Set task
Please write out the material below exactly as given.

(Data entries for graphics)

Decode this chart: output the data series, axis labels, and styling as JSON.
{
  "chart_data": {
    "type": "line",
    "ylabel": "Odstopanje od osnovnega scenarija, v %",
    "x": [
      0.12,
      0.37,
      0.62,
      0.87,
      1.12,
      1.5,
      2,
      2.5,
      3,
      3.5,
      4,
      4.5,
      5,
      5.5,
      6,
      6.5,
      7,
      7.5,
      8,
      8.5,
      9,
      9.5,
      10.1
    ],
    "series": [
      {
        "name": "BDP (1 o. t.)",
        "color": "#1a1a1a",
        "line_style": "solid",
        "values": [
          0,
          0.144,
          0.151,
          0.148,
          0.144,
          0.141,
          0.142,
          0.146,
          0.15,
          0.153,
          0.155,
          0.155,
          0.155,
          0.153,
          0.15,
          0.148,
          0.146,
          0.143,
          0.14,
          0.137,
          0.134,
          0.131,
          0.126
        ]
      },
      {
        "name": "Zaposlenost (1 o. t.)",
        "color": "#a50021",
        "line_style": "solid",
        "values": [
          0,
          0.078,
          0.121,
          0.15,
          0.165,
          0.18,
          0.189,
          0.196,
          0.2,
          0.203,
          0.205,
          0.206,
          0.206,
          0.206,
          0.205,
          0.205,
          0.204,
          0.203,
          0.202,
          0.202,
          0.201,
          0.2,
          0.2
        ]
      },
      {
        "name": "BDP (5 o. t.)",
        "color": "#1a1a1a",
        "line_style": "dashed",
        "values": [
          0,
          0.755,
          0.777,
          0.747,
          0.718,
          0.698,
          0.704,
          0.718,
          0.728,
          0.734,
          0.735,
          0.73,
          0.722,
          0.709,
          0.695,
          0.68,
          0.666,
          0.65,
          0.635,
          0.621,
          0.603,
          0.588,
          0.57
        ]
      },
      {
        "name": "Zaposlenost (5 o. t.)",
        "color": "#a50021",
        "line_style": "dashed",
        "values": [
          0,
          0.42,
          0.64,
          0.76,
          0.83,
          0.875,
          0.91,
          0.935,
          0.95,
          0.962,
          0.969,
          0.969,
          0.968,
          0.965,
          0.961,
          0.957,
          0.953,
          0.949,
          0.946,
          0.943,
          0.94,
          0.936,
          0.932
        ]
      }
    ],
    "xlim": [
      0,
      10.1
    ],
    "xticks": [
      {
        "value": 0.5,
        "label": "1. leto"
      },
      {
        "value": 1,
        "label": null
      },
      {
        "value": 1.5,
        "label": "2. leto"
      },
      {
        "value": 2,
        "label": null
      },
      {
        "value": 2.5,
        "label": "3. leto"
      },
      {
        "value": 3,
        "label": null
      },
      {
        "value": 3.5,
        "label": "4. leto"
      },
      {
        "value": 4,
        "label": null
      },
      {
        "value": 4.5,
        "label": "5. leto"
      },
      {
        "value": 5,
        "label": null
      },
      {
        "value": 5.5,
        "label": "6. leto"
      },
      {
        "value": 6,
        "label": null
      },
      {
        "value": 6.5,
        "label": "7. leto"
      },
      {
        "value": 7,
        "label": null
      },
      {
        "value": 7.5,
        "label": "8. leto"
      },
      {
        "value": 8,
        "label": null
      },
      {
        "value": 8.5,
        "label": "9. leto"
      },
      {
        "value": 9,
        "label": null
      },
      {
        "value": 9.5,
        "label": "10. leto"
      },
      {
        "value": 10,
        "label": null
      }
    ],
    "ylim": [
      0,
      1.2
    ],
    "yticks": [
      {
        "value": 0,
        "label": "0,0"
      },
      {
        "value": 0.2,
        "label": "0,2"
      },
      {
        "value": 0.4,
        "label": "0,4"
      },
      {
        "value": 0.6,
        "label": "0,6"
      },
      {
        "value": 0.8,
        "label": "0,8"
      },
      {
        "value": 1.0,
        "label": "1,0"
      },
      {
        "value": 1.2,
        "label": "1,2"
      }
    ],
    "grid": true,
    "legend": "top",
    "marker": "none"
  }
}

Result of the task
Decode this chart: output the data series, axis labels, and styling as JSON.
{
  "chart_data": {
    "type": "line",
    "ylabel": "Odstopanje od osnovnega scenarija, v %",
    "x": [
      0.12,
      0.37,
      0.62,
      0.87,
      1.12,
      1.5,
      2,
      2.5,
      3,
      3.5,
      4,
      4.5,
      5,
      5.5,
      6,
      6.5,
      7,
      7.5,
      8,
      8.5,
      9,
      9.5,
      10.1
    ],
    "series": [
      {
        "name": "BDP (1 o. t.)",
        "color": "#1a1a1a",
        "line_style": "solid",
        "values": [
          0,
          0.144,
          0.151,
          0.148,
          0.144,
          0.141,
          0.142,
          0.146,
          0.15,
          0.153,
          0.155,
          0.155,
          0.155,
          0.153,
          0.15,
          0.148,
          0.146,
          0.143,
          0.14,
          0.137,
          0.134,
          0.131,
          0.126
        ]
      },
      {
        "name": "Zaposlenost (1 o. t.)",
        "color": "#a50021",
        "line_style": "solid",
        "values": [
          0,
          0.078,
          0.121,
          0.15,
          0.165,
          0.18,
          0.189,
          0.196,
          0.2,
          0.203,
          0.205,
          0.206,
          0.206,
          0.206,
          0.205,
          0.205,
          0.204,
          0.203,
          0.202,
          0.202,
          0.201,
          0.2,
          0.2
        ]
      },
      {
        "name": "BDP (5 o. t.)",
        "color": "#1a1a1a",
        "line_style": "dashed",
        "values": [
          0,
          0.755,
          0.777,
          0.747,
          0.718,
          0.698,
          0.704,
          0.718,
          0.728,
          0.734,
          0.735,
          0.73,
          0.722,
          0.709,
          0.695,
          0.68,
          0.666,
          0.65,
          0.635,
          0.621,
          0.603,
          0.588,
          0.57
        ]
      },
      {
        "name": "Zaposlenost (5 o. t.)",
        "color": "#a50021",
        "line_style": "dashed",
        "values": [
          0,
          0.42,
          0.64,
          0.76,
          0.83,
          0.875,
          0.91,
          0.935,
          0.95,
          0.962,
          0.969,
          0.969,
          0.968,
          0.965,
          0.961,
          0.957,
          0.953,
          0.949,
          0.946,
          0.943,
          0.94,
          0.936,
          0.932
        ]
      }
    ],
    "xlim": [
      0,
      10.1
    ],
    "xticks": [
      {
        "value": 0.5,
        "label": "1. leto"
      },
      {
        "value": 1,
        "label": null
      },
      {
        "value": 1.5,
        "label": "2. leto"
      },
      {
        "value": 2,
        "label": null
      },
      {
        "value": 2.5,
        "label": "3. leto"
      },
      {
        "value": 3,
        "label": null
      },
      {
        "value": 3.5,
        "label": "4. leto"
      },
      {
        "value": 4,
        "label": null
      },
      {
        "value": 4.5,
        "label": "5. leto"
      },
      {
        "value": 5,
        "label": null
      },
      {
        "value": 5.5,
        "label": "6. leto"
      },
      {
        "value": 6,
        "label": null
      },
      {
        "value": 6.5,
        "label": "7. leto"
      },
      {
        "value": 7,
        "label": null
      },
      {
        "value": 7.5,
        "label": "8. leto"
      },
      {
        "value": 8,
        "label": null
      },
      {
        "value": 8.5,
        "label": "9. leto"
      },
      {
        "value": 9,
        "label": null
      },
      {
        "value": 9.5,
        "label": "10. leto"
      },
      {
        "value": 10,
        "label": null
      }
    ],
    "ylim": [
      0,
      1.2
    ],
    "yticks": [
      {
        "value": 0,
        "label": "0,0"
      },
      {
        "value": 0.2,
        "label": "0,2"
      },
      {
        "value": 0.4,
        "label": "0,4"
      },
      {
        "value": 0.6,
        "label": "0,6"
      },
      {
        "value": 0.8,
        "label": "0,8"
      },
      {
        "value": 1.0,
        "label": "1,0"
      },
      {
        "value": 1.2,
        "label": "1,2"
      }
    ],
    "grid": true,
    "legend": "top",
    "marker": "none"
  }
}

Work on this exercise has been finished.